▶ _Directive_:
Quote every line below exactly as it reads.

◆ ◆ ◆

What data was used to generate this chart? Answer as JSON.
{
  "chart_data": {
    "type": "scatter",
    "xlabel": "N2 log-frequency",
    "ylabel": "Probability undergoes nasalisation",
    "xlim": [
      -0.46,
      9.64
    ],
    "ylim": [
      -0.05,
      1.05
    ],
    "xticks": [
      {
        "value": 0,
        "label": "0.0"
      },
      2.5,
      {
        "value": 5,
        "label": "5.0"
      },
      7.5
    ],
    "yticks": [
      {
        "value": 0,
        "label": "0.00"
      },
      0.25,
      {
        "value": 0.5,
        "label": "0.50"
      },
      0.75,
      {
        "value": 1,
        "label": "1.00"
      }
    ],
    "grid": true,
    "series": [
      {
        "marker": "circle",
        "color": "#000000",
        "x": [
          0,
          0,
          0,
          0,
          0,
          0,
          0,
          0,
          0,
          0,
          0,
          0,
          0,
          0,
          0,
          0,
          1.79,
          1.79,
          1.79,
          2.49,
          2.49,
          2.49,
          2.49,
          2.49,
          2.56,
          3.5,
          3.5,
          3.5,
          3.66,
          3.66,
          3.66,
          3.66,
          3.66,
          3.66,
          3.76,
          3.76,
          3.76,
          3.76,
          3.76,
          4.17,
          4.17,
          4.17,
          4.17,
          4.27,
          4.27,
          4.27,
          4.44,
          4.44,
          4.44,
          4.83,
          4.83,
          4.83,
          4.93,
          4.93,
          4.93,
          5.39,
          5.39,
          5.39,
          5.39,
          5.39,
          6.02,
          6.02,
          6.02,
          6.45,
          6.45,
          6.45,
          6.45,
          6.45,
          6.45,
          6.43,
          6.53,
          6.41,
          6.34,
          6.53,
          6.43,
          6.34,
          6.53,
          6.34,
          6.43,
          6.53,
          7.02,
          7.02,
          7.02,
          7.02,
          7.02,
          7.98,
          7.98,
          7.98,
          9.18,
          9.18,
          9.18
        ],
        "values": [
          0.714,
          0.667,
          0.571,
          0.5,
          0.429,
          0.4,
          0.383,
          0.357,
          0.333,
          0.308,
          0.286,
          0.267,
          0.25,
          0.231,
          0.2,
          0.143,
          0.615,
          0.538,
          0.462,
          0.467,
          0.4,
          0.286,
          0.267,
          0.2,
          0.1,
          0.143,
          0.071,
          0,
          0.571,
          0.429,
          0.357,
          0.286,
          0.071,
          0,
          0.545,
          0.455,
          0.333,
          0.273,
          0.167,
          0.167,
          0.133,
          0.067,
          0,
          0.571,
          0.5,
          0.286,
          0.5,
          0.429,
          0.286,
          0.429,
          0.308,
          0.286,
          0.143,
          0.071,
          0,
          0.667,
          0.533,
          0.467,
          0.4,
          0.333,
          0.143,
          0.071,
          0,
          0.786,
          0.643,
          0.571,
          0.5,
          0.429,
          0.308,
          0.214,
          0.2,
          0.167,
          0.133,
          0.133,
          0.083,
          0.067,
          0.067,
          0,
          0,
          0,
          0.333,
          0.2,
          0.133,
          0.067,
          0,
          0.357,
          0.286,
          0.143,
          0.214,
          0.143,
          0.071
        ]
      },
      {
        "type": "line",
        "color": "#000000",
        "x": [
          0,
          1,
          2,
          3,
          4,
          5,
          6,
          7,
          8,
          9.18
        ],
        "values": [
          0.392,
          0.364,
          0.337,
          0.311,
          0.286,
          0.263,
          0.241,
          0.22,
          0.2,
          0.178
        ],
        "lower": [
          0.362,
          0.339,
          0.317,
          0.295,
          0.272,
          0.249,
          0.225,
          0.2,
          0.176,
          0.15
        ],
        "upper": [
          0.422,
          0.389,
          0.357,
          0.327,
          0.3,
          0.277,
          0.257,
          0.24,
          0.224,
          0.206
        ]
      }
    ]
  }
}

◆ ◆ ◆

▶ _Task output_:
What data was used to generate this chart? Answer as JSON.
{
  "chart_data": {
    "type": "scatter",
    "xlabel": "N2 log-frequency",
    "ylabel": "Probability undergoes nasalisation",
    "xlim": [
      -0.46,
      9.64
    ],
    "ylim": [
      -0.05,
      1.05
    ],
    "xticks": [
      {
        "value": 0,
        "label": "0.0"
      },
      2.5,
      {
        "value": 5,
        "label": "5.0"
      },
      7.5
    ],
    "yticks": [
      {
        "value": 0,
        "label": "0.00"
      },
      0.25,
      {
        "value": 0.5,
        "label": "0.50"
      },
      0.75,
      {
        "value": 1,
        "label": "1.00"
      }
    ],
    "grid": true,
    "series": [
      {
        "marker": "circle",
        "color": "#000000",
        "x": [
          0,
          0,
          0,
          0,
          0,
          0,
          0,
          0,
          0,
          0,
          0,
          0,
          0,
          0,
          0,
          0,
          1.79,
          1.79,
          1.79,
          2.49,
          2.49,
          2.49,
          2.49,
          2.49,
          2.56,
          3.5,
          3.5,
          3.5,
          3.66,
          3.66,
          3.66,
          3.66,
          3.66,
          3.66,
          3.76,
          3.76,
          3.76,
          3.76,
          3.76,
          4.17,
          4.17,
          4.17,
          4.17,
          4.27,
          4.27,
          4.27,
          4.44,
          4.44,
          4.44,
          4.83,
          4.83,
          4.83,
          4.93,
          4.93,
          4.93,
          5.39,
          5.39,
          5.39,
          5.39,
          5.39,
          6.02,
          6.02,
          6.02,
          6.45,
          6.45,
          6.45,
          6.45,
          6.45,
          6.45,
          6.43,
          6.53,
          6.41,
          6.34,
          6.53,
          6.43,
          6.34,
          6.53,
          6.34,
          6.43,
          6.53,
          7.02,
          7.02,
          7.02,
          7.02,
          7.02,
          7.98,
          7.98,
          7.98,
          9.18,
          9.18,
          9.18
        ],
        "values": [
          0.714,
          0.667,
          0.571,
          0.5,
          0.429,
          0.4,
          0.383,
          0.357,
          0.333,
          0.308,
          0.286,
          0.267,
          0.25,
          0.231,
          0.2,
          0.143,
          0.615,
          0.538,
          0.462,
          0.467,
          0.4,
          0.286,
          0.267,
          0.2,
          0.1,
          0.143,
          0.071,
          0,
          0.571,
          0.429,
          0.357,
          0.286,
          0.071,
          0,
          0.545,
          0.455,
          0.333,
          0.273,
          0.167,
          0.167,
          0.133,
          0.067,
          0,
          0.571,
          0.5,
          0.286,
          0.5,
          0.429,
          0.286,
          0.429,
          0.308,
          0.286,
          0.143,
          0.071,
          0,
          0.667,
          0.533,
          0.467,
          0.4,
          0.333,
          0.143,
          0.071,
          0,
          0.786,
          0.643,
          0.571,
          0.5,
          0.429,
          0.308,
          0.214,
          0.2,
          0.167,
          0.133,
          0.133,
          0.083,
          0.067,
          0.067,
          0,
          0,
          0,
          0.333,
          0.2,
          0.133,
          0.067,
          0,
          0.357,
          0.286,
          0.143,
          0.214,
          0.143,
          0.071
        ]
      },
      {
        "type": "line",
        "color": "#000000",
        "x": [
          0,
          1,
          2,
          3,
          4,
          5,
          6,
          7,
          8,
          9.18
        ],
        "values": [
          0.392,
          0.364,
          0.337,
          0.311,
          0.286,
          0.263,
          0.241,
          0.22,
          0.2,
          0.178
        ],
        "lower": [
          0.362,
          0.339,
          0.317,
          0.295,
          0.272,
          0.249,
          0.225,
          0.2,
          0.176,
          0.15
        ],
        "upper": [
          0.422,
          0.389,
          0.357,
          0.327,
          0.3,
          0.277,
          0.257,
          0.24,
          0.224,
          0.206
        ]
      }
    ]
  }
}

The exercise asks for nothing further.